Start of DATASET RECORDS
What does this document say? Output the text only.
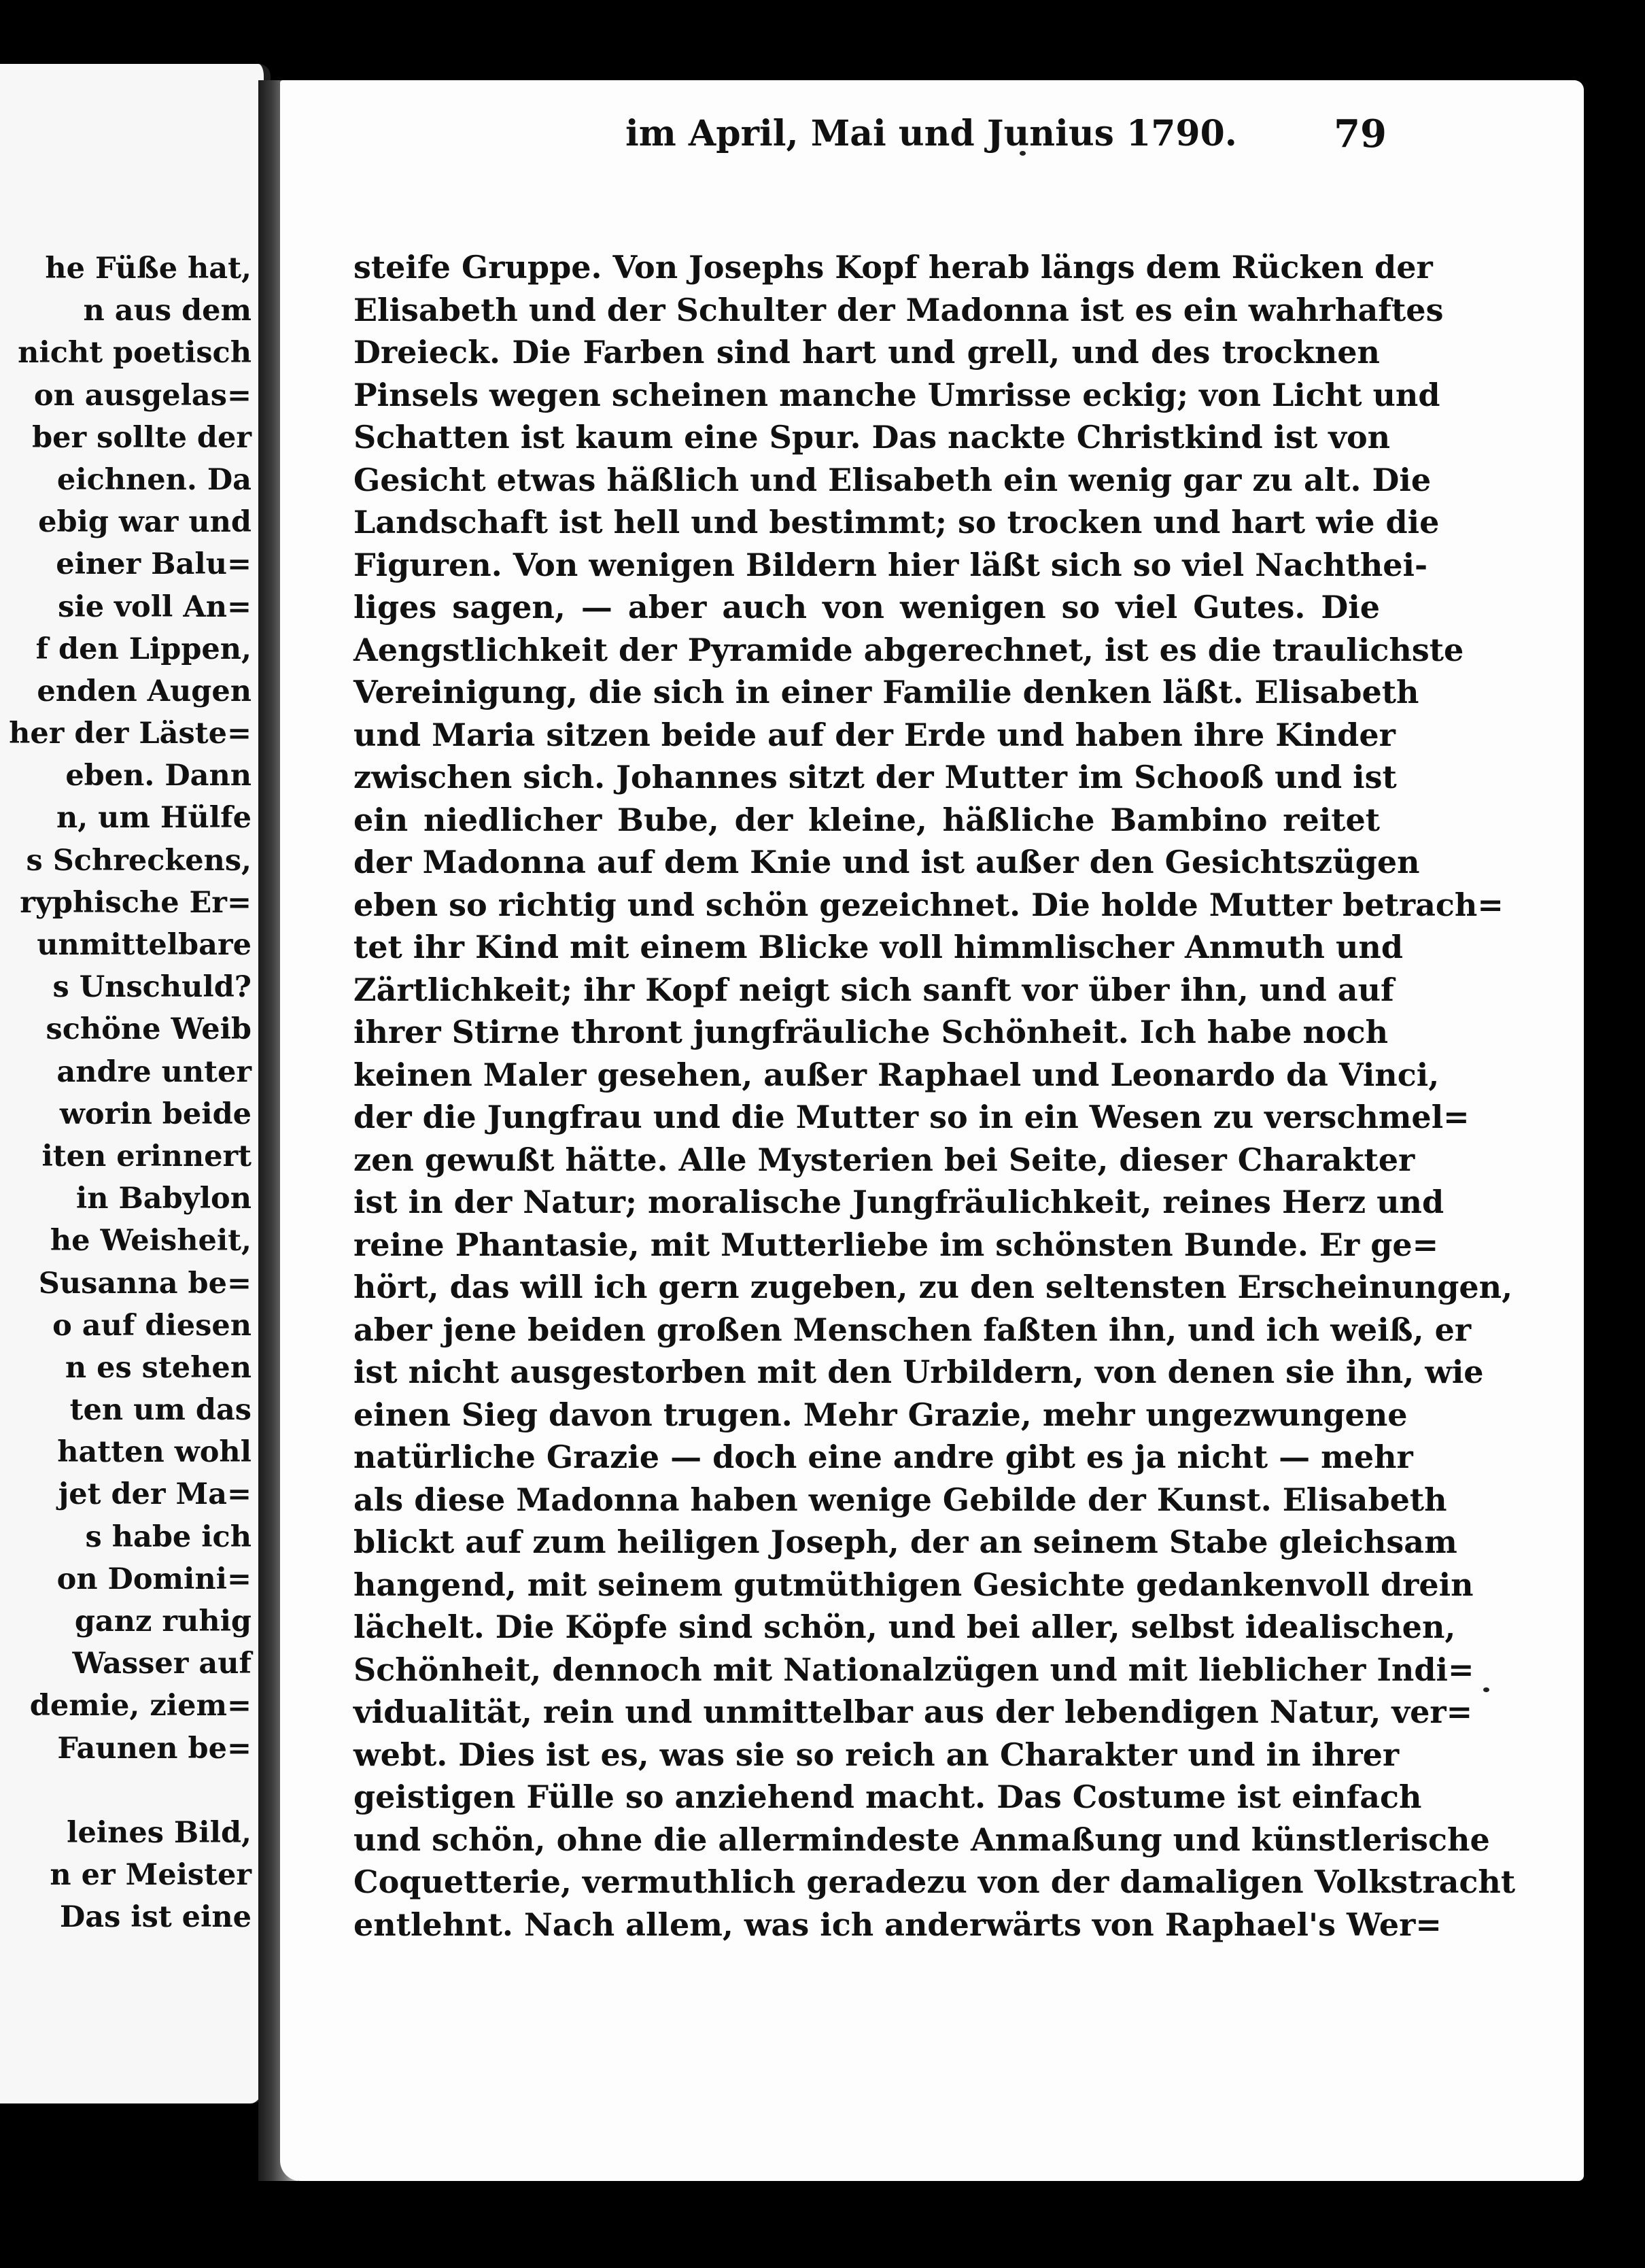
he Füße hat,
n aus dem
nicht poetisch
on ausgelas=
ber sollte der
eichnen. Da
ebig war und
einer Balu=
sie voll An=
f den Lippen,
enden Augen
her der Läste=
eben. Dann
n, um Hülfe
s Schreckens,
ryphische Er=
unmittelbare
s Unschuld?
schöne Weib
andre unter
worin beide
iten erinnert
in Babylon
he Weisheit,
Susanna be=
o auf diesen
n es stehen
ten um das
hatten wohl
jet der Ma=
s habe ich
on Domini=
ganz ruhig
Wasser auf
demie, ziem=
Faunen be=
leines Bild,
n er Meister
Das ist eine
im April, Mai und Junius 1790.	79
steife Gruppe. Von Josephs Kopf herab längs dem Rücken der
Elisabeth und der Schulter der Madonna ist es ein wahrhaftes
Dreieck. Die Farben sind hart und grell, und des trocknen
Pinsels wegen scheinen manche Umrisse eckig; von Licht und
Schatten ist kaum eine Spur. Das nackte Christkind ist von
Gesicht etwas häßlich und Elisabeth ein wenig gar zu alt. Die
Landschaft ist hell und bestimmt; so trocken und hart wie die
Figuren. Von wenigen Bildern hier läßt sich so viel Nachthei-
liges sagen, — aber auch von wenigen so viel Gutes. Die
Aengstlichkeit der Pyramide abgerechnet, ist es die traulichste
Vereinigung, die sich in einer Familie denken läßt. Elisabeth
und Maria sitzen beide auf der Erde und haben ihre Kinder
zwischen sich. Johannes sitzt der Mutter im Schooß und ist
ein niedlicher Bube, der kleine, häßliche Bambino reitet
der Madonna auf dem Knie und ist außer den Gesichtszügen
eben so richtig und schön gezeichnet. Die holde Mutter betrach=
tet ihr Kind mit einem Blicke voll himmlischer Anmuth und
Zärtlichkeit; ihr Kopf neigt sich sanft vor über ihn, und auf
ihrer Stirne thront jungfräuliche Schönheit. Ich habe noch
keinen Maler gesehen, außer Raphael und Leonardo da Vinci,
der die Jungfrau und die Mutter so in ein Wesen zu verschmel=
zen gewußt hätte. Alle Mysterien bei Seite, dieser Charakter
ist in der Natur; moralische Jungfräulichkeit, reines Herz und
reine Phantasie, mit Mutterliebe im schönsten Bunde. Er ge=
hört, das will ich gern zugeben, zu den seltensten Erscheinungen,
aber jene beiden großen Menschen faßten ihn, und ich weiß, er
ist nicht ausgestorben mit den Urbildern, von denen sie ihn, wie
einen Sieg davon trugen. Mehr Grazie, mehr ungezwungene
natürliche Grazie — doch eine andre gibt es ja nicht — mehr
als diese Madonna haben wenige Gebilde der Kunst. Elisabeth
blickt auf zum heiligen Joseph, der an seinem Stabe gleichsam
hangend, mit seinem gutmüthigen Gesichte gedankenvoll drein
lächelt. Die Köpfe sind schön, und bei aller, selbst idealischen,
Schönheit, dennoch mit Nationalzügen und mit lieblicher Indi=
vidualität, rein und unmittelbar aus der lebendigen Natur, ver=
webt. Dies ist es, was sie so reich an Charakter und in ihrer
geistigen Fülle so anziehend macht. Das Costume ist einfach
und schön, ohne die allermindeste Anmaßung und künstlerische
Coquetterie, vermuthlich geradezu von der damaligen Volkstracht
entlehnt. Nach allem, was ich anderwärts von Raphael's Wer=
End of DATASET RECORDS
▸ **TASK TO COMPLETE**: Scan the lines for the string "Schönheit". Pick out every line that has it.

▸ **WRITTEN REPLY**:
ihrer Stirne thront jungfräuliche Schönheit. Ich habe noch
Schönheit, dennoch mit Nationalzügen und mit lieblicher Indi=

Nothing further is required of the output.